BEGIN Records supplied

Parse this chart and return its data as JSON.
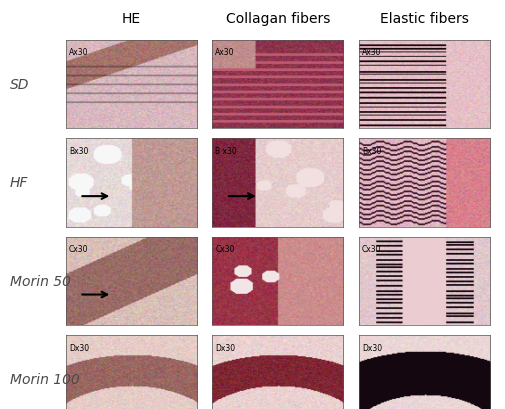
{
  "title": "",
  "col_headers": [
    "HE",
    "Collagan fibers",
    "Elastic fibers"
  ],
  "row_labels": [
    "SD",
    "HF",
    "Morin 50",
    "Morin 100"
  ],
  "panel_labels": [
    [
      "Ax30",
      "Ax30",
      "Ax30"
    ],
    [
      "Bx30",
      "B x30",
      "Bx30"
    ],
    [
      "Cx30",
      "Cx30",
      "Cx30"
    ],
    [
      "Dx30",
      "Dx30",
      "Dx30"
    ]
  ],
  "arrows": [
    [
      false,
      false,
      false
    ],
    [
      true,
      true,
      false
    ],
    [
      true,
      false,
      false
    ],
    [
      false,
      false,
      false
    ]
  ],
  "bg_color": "#ffffff",
  "col_header_color": "#000000",
  "row_label_color": "#4a4a4a",
  "col_header_fontsize": 10,
  "row_label_fontsize": 10,
  "panel_label_fontsize": 7,
  "fig_width": 5.05,
  "fig_height": 4.1,
  "dpi": 100
}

END Records supplied

Description of the task ▸
Leave the images out and output the remaining material exactly as it stands.

Task result ▸
Parse this chart and return its data as JSON.
{
  "title": "",
  "col_headers": [
    "HE",
    "Collagan fibers",
    "Elastic fibers"
  ],
  "row_labels": [
    "SD",
    "HF",
    "Morin 50",
    "Morin 100"
  ],
  "panel_labels": [
    [
      "Ax30",
      "Ax30",
      "Ax30"
    ],
    [
      "Bx30",
      "B x30",
      "Bx30"
    ],
    [
      "Cx30",
      "Cx30",
      "Cx30"
    ],
    [
      "Dx30",
      "Dx30",
      "Dx30"
    ]
  ],
  "arrows": [
    [
      false,
      false,
      false
    ],
    [
      true,
      true,
      false
    ],
    [
      true,
      false,
      false
    ],
    [
      false,
      false,
      false
    ]
  ],
  "bg_color": "#ffffff",
  "col_header_color": "#000000",
  "row_label_color": "#4a4a4a",
  "col_header_fontsize": 10,
  "row_label_fontsize": 10,
  "panel_label_fontsize": 7,
  "fig_width": 5.05,
  "fig_height": 4.1,
  "dpi": 100
}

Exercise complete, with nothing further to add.